# What to produce
Work out how many lines hold the string "cikk". Give that number and nothing more.

# Material for this exercise

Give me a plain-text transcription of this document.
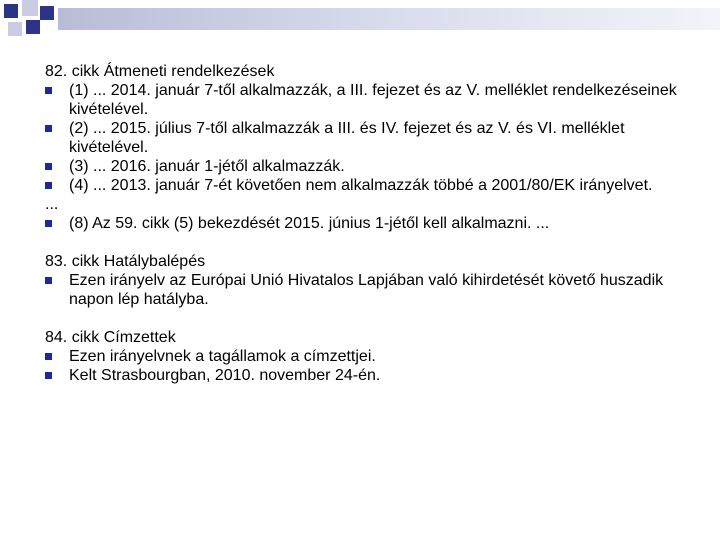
82. cikk Átmeneti rendelkezések

(1) ... 2014. január 7-től alkalmazzák, a III. fejezet és az V. melléklet rendelkezéseinek kivételével.
(2) ... 2015. július 7-től alkalmazzák a III. és IV. fejezet és az V. és VI. melléklet kivételével.
(3) ... 2016. január 1-jétől alkalmazzák.
(4) ... 2013. január 7-ét követően nem alkalmazzák többé a 2001/80/EK irányelvet.

...

(8) Az 59. cikk (5) bekezdését 2015. június 1-jétől kell alkalmazni. ...

83. cikk Hatálybalépés

Ezen irányelv az Európai Unió Hivatalos Lapjában való kihirdetését követő huszadik napon lép hatályba.

84. cikk Címzettek

Ezen irányelvnek a tagállamok a címzettjei.
Kelt Strasbourgban, 2010. november 24-én.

# Exercise solution
4